EXERCISE GOAL: Transcribe the entries that follow exactly as they appear, minus pictures.

DATASET EXCERPTS:
++++++++++
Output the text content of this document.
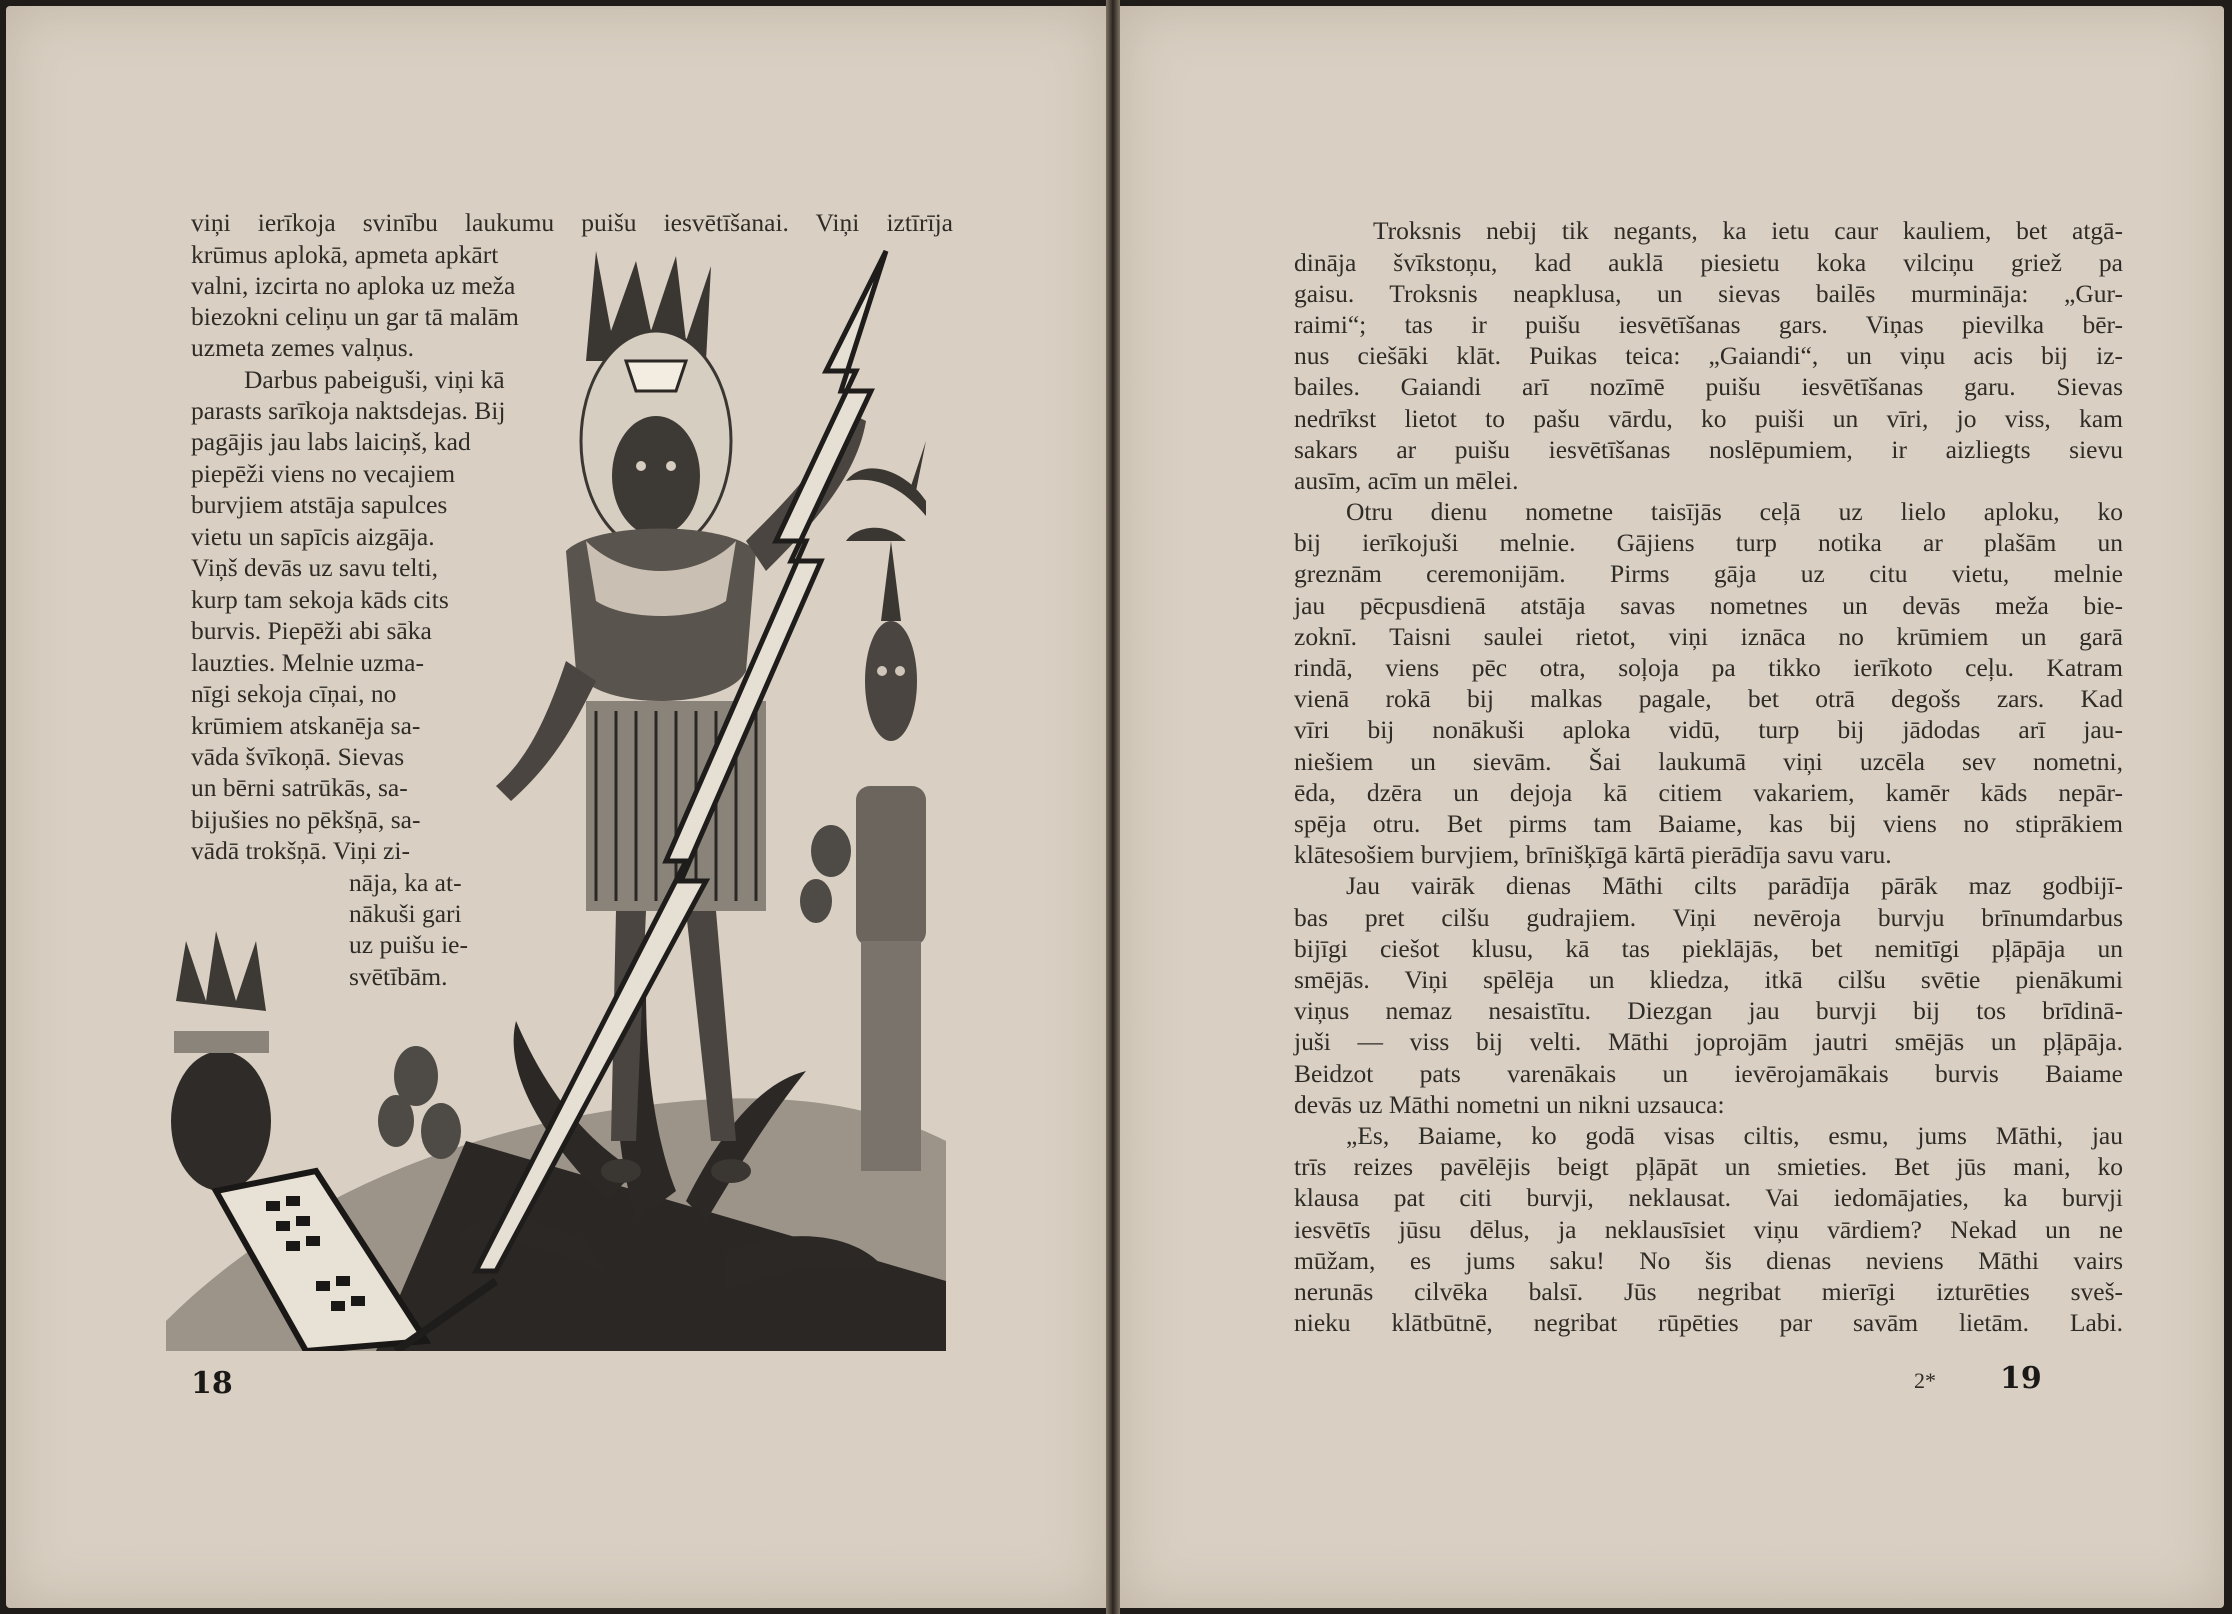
viņi ierīkoja svinību laukumu puišu iesvētīšanai. Viņi iztīrīja
krūmus aplokā, apmeta apkārt
valni, izcirta no aploka uz meža
biezokni celiņu un gar tā malām
uzmeta zemes valņus.
Darbus pabeiguši, viņi kā
parasts sarīkoja naktsdejas. Bij
pagājis jau labs laiciņš, kad
piepēži viens no vecajiem
burvjiem atstāja sapulces
vietu un sapīcis aizgāja.
Viņš devās uz savu telti,
kurp tam sekoja kāds cits
burvis. Piepēži abi sāka
lauzties. Melnie uzma-
nīgi sekoja cīņai, no
krūmiem atskanēja sa-
vāda švīkoņā. Sievas
un bērni satrūkās, sa-
bijušies no pēkšņā, sa-
vādā trokšņā. Viņi zi-
nāja, ka at-
nākuši gari
uz puišu ie-
svētībām.
18
Troksnis nebij tik negants, ka ietu caur kauliem, bet atgā-
dināja švīkstoņu, kad auklā piesietu koka vilciņu griež pa
gaisu. Troksnis neapklusa, un sievas bailēs murmināja: „Gur-
raimi“; tas ir puišu iesvētīšanas gars. Viņas pievilka bēr-
nus ciešāki klāt. Puikas teica: „Gaiandi“, un viņu acis bij iz-
bailes. Gaiandi arī nozīmē puišu iesvētīšanas garu. Sievas
nedrīkst lietot to pašu vārdu, ko puiši un vīri, jo viss, kam
sakars ar puišu iesvētīšanas noslēpumiem, ir aizliegts sievu
ausīm, acīm un mēlei.
Otru dienu nometne taisījās ceļā uz lielo aploku, ko
bij ierīkojuši melnie. Gājiens turp notika ar plašām un
greznām ceremonijām. Pirms gāja uz citu vietu, melnie
jau pēcpusdienā atstāja savas nometnes un devās meža bie-
zoknī. Taisni saulei rietot, viņi iznāca no krūmiem un garā
rindā, viens pēc otra, soļoja pa tikko ierīkoto ceļu. Katram
vienā rokā bij malkas pagale, bet otrā degošs zars. Kad
vīri bij nonākuši aploka vidū, turp bij jādodas arī jau-
niešiem un sievām. Šai laukumā viņi uzcēla sev nometni,
ēda, dzēra un dejoja kā citiem vakariem, kamēr kāds nepār-
spēja otru. Bet pirms tam Baiame, kas bij viens no stiprākiem
klātesošiem burvjiem, brīnišķīgā kārtā pierādīja savu varu.
Jau vairāk dienas Māthi cilts parādīja pārāk maz godbijī-
bas pret cilšu gudrajiem. Viņi nevēroja burvju brīnumdarbus
bijīgi ciešot klusu, kā tas pieklājās, bet nemitīgi pļāpāja un
smējās. Viņi spēlēja un kliedza, itkā cilšu svētie pienākumi
viņus nemaz nesaistītu. Diezgan jau burvji bij tos brīdinā-
juši — viss bij velti. Māthi joprojām jautri smējās un pļāpāja.
Beidzot pats varenākais un ievērojamākais burvis Baiame
devās uz Māthi nometni un nikni uzsauca:
„Es, Baiame, ko godā visas ciltis, esmu, jums Māthi, jau
trīs reizes pavēlējis beigt pļāpāt un smieties. Bet jūs mani, ko
klausa pat citi burvji, neklausat. Vai iedomājaties, ka burvji
iesvētīs jūsu dēlus, ja neklausīsiet viņu vārdiem? Nekad un ne
mūžam, es jums saku! No šis dienas neviens Māthi vairs
nerunās cilvēka balsī. Jūs negribat mierīgi izturēties sveš-
nieku klātbūtnē, negribat rūpēties par savām lietām. Labi.
2* 19
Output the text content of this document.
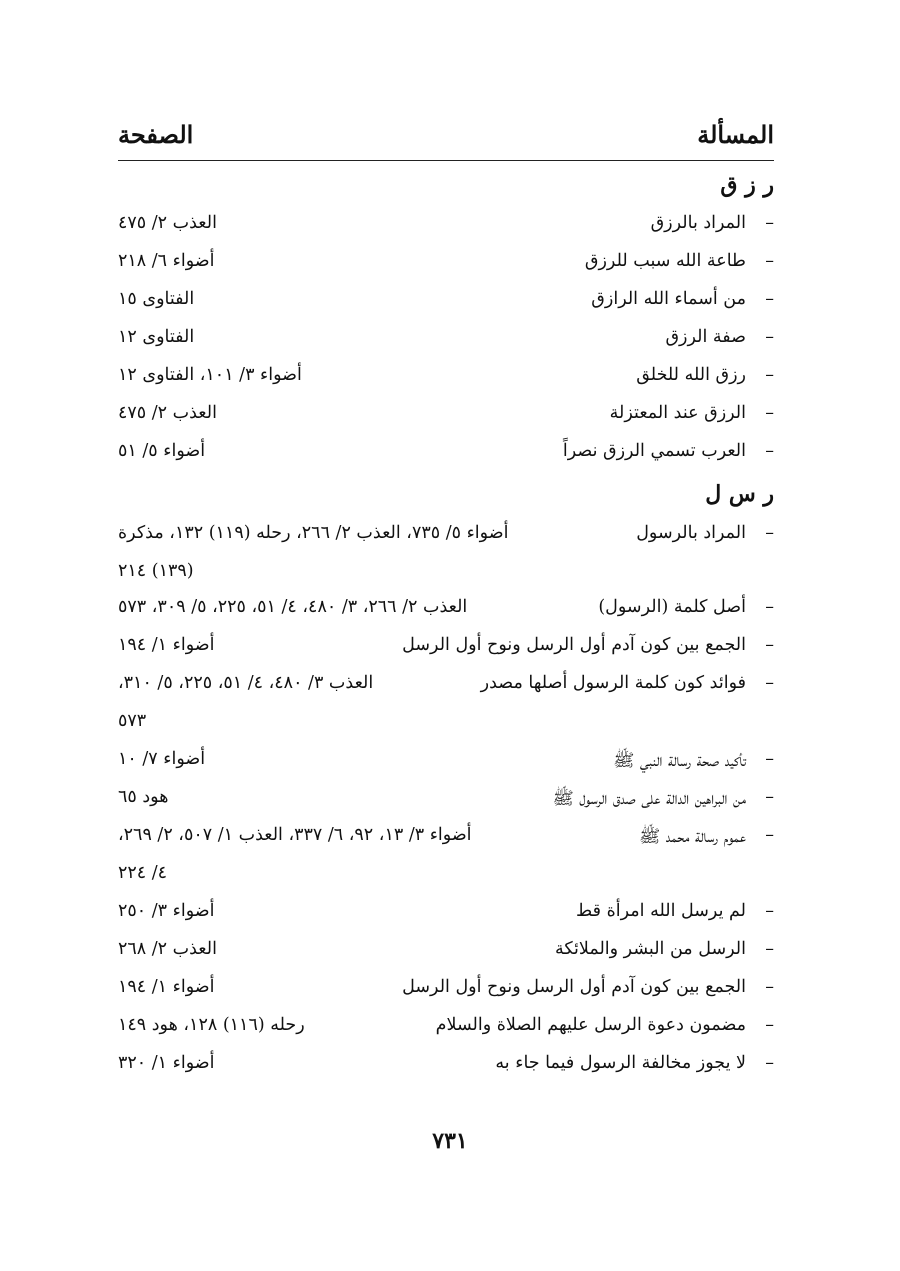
المسألة
الصفحة
ر ز ق
–
المراد بالرزق
العذب ٢/ ٤٧٥
–
طاعة الله سبب للرزق
أضواء ٦/ ٢١٨
–
من أسماء الله الرازق
الفتاوى ١٥
–
صفة الرزق
الفتاوى ١٢
–
رزق الله للخلق
أضواء ٣/ ١٠١، الفتاوى ١٢
–
الرزق عند المعتزلة
العذب ٢/ ٤٧٥
–
العرب تسمي الرزق نصراً
أضواء ٥/ ٥١
ر س ل
–
المراد بالرسول
أضواء ٥/ ٧٣٥، العذب ٢/ ٢٦٦، رحله (١١٩) ١٣٢، مذكرة
(١٣٩) ٢١٤
–
أصل كلمة (الرسول)
العذب ٢/ ٢٦٦، ٣/ ٤٨٠، ٤/ ٥١، ٢٢٥، ٥/ ٣٠٩، ٥٧٣
–
الجمع بين كون آدم أول الرسل ونوح أول الرسل
أضواء ١/ ١٩٤
–
فوائد كون كلمة الرسول أصلها مصدر
العذب ٣/ ٤٨٠، ٤/ ٥١، ٢٢٥، ٥/ ٣١٠،
٥٧٣
–
تأكيد صحة رسالة النبي ﷺ
أضواء ٧/ ١٠
–
من البراهين الدالة على صدق الرسول ﷺ
هود ٦٥
–
عموم رسالة محمد ﷺ
أضواء ٣/ ١٣، ٩٢، ٦/ ٣٣٧، العذب ١/ ٥٠٧، ٢/ ٢٦٩،
٤/ ٢٢٤
–
لم يرسل الله امرأة قط
أضواء ٣/ ٢٥٠
–
الرسل من البشر والملائكة
العذب ٢/ ٢٦٨
–
الجمع بين كون آدم أول الرسل ونوح أول الرسل
أضواء ١/ ١٩٤
–
مضمون دعوة الرسل عليهم الصلاة والسلام
رحله (١١٦) ١٢٨، هود ١٤٩
–
لا يجوز مخالفة الرسول فيما جاء به
أضواء ١/ ٣٢٠
٧٣١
++++++++++
RESPONSE TO THE TASK:
Output the text content of this document.
viņi ierīkoja svinību laukumu puišu iesvētīšanai. Viņi iztīrīja
krūmus aplokā, apmeta apkārt
valni, izcirta no aploka uz meža
biezokni celiņu un gar tā malām
uzmeta zemes valņus.
Darbus pabeiguši, viņi kā
parasts sarīkoja naktsdejas. Bij
pagājis jau labs laiciņš, kad
piepēži viens no vecajiem
burvjiem atstāja sapulces
vietu un sapīcis aizgāja.
Viņš devās uz savu telti,
kurp tam sekoja kāds cits
burvis. Piepēži abi sāka
lauzties. Melnie uzma-
nīgi sekoja cīņai, no
krūmiem atskanēja sa-
vāda švīkoņā. Sievas
un bērni satrūkās, sa-
bijušies no pēkšņā, sa-
vādā trokšņā. Viņi zi-
nāja, ka at-
nākuši gari
uz puišu ie-
svētībām.
18
Troksnis nebij tik negants, ka ietu caur kauliem, bet atgā-
dināja švīkstoņu, kad auklā piesietu koka vilciņu griež pa
gaisu. Troksnis neapklusa, un sievas bailēs murmināja: „Gur-
raimi“; tas ir puišu iesvētīšanas gars. Viņas pievilka bēr-
nus ciešāki klāt. Puikas teica: „Gaiandi“, un viņu acis bij iz-
bailes. Gaiandi arī nozīmē puišu iesvētīšanas garu. Sievas
nedrīkst lietot to pašu vārdu, ko puiši un vīri, jo viss, kam
sakars ar puišu iesvētīšanas noslēpumiem, ir aizliegts sievu
ausīm, acīm un mēlei.
Otru dienu nometne taisījās ceļā uz lielo aploku, ko
bij ierīkojuši melnie. Gājiens turp notika ar plašām un
greznām ceremonijām. Pirms gāja uz citu vietu, melnie
jau pēcpusdienā atstāja savas nometnes un devās meža bie-
zoknī. Taisni saulei rietot, viņi iznāca no krūmiem un garā
rindā, viens pēc otra, soļoja pa tikko ierīkoto ceļu. Katram
vienā rokā bij malkas pagale, bet otrā degošs zars. Kad
vīri bij nonākuši aploka vidū, turp bij jādodas arī jau-
niešiem un sievām. Šai laukumā viņi uzcēla sev nometni,
ēda, dzēra un dejoja kā citiem vakariem, kamēr kāds nepār-
spēja otru. Bet pirms tam Baiame, kas bij viens no stiprākiem
klātesošiem burvjiem, brīnišķīgā kārtā pierādīja savu varu.
Jau vairāk dienas Māthi cilts parādīja pārāk maz godbijī-
bas pret cilšu gudrajiem. Viņi nevēroja burvju brīnumdarbus
bijīgi ciešot klusu, kā tas pieklājās, bet nemitīgi pļāpāja un
smējās. Viņi spēlēja un kliedza, itkā cilšu svētie pienākumi
viņus nemaz nesaistītu. Diezgan jau burvji bij tos brīdinā-
juši — viss bij velti. Māthi joprojām jautri smējās un pļāpāja.
Beidzot pats varenākais un ievērojamākais burvis Baiame
devās uz Māthi nometni un nikni uzsauca:
„Es, Baiame, ko godā visas ciltis, esmu, jums Māthi, jau
trīs reizes pavēlējis beigt pļāpāt un smieties. Bet jūs mani, ko
klausa pat citi burvji, neklausat. Vai iedomājaties, ka burvji
iesvētīs jūsu dēlus, ja neklausīsiet viņu vārdiem? Nekad un ne
mūžam, es jums saku! No šis dienas neviens Māthi vairs
nerunās cilvēka balsī. Jūs negribat mierīgi izturēties sveš-
nieku klātbūtnē, negribat rūpēties par savām lietām. Labi.
2* 19
Output the text content of this document.
المسألة
الصفحة
ر ز ق
–
المراد بالرزق
العذب ٢/ ٤٧٥
–
طاعة الله سبب للرزق
أضواء ٦/ ٢١٨
–
من أسماء الله الرازق
الفتاوى ١٥
–
صفة الرزق
الفتاوى ١٢
–
رزق الله للخلق
أضواء ٣/ ١٠١، الفتاوى ١٢
–
الرزق عند المعتزلة
العذب ٢/ ٤٧٥
–
العرب تسمي الرزق نصراً
أضواء ٥/ ٥١
ر س ل
–
المراد بالرسول
أضواء ٥/ ٧٣٥، العذب ٢/ ٢٦٦، رحله (١١٩) ١٣٢، مذكرة
(١٣٩) ٢١٤
–
أصل كلمة (الرسول)
العذب ٢/ ٢٦٦، ٣/ ٤٨٠، ٤/ ٥١، ٢٢٥، ٥/ ٣٠٩، ٥٧٣
–
الجمع بين كون آدم أول الرسل ونوح أول الرسل
أضواء ١/ ١٩٤
–
فوائد كون كلمة الرسول أصلها مصدر
العذب ٣/ ٤٨٠، ٤/ ٥١، ٢٢٥، ٥/ ٣١٠،
٥٧٣
–
تأكيد صحة رسالة النبي ﷺ
أضواء ٧/ ١٠
–
من البراهين الدالة على صدق الرسول ﷺ
هود ٦٥
–
عموم رسالة محمد ﷺ
أضواء ٣/ ١٣، ٩٢، ٦/ ٣٣٧، العذب ١/ ٥٠٧، ٢/ ٢٦٩،
٤/ ٢٢٤
–
لم يرسل الله امرأة قط
أضواء ٣/ ٢٥٠
–
الرسل من البشر والملائكة
العذب ٢/ ٢٦٨
–
الجمع بين كون آدم أول الرسل ونوح أول الرسل
أضواء ١/ ١٩٤
–
مضمون دعوة الرسل عليهم الصلاة والسلام
رحله (١١٦) ١٢٨، هود ١٤٩
–
لا يجوز مخالفة الرسول فيما جاء به
أضواء ١/ ٣٢٠
٧٣١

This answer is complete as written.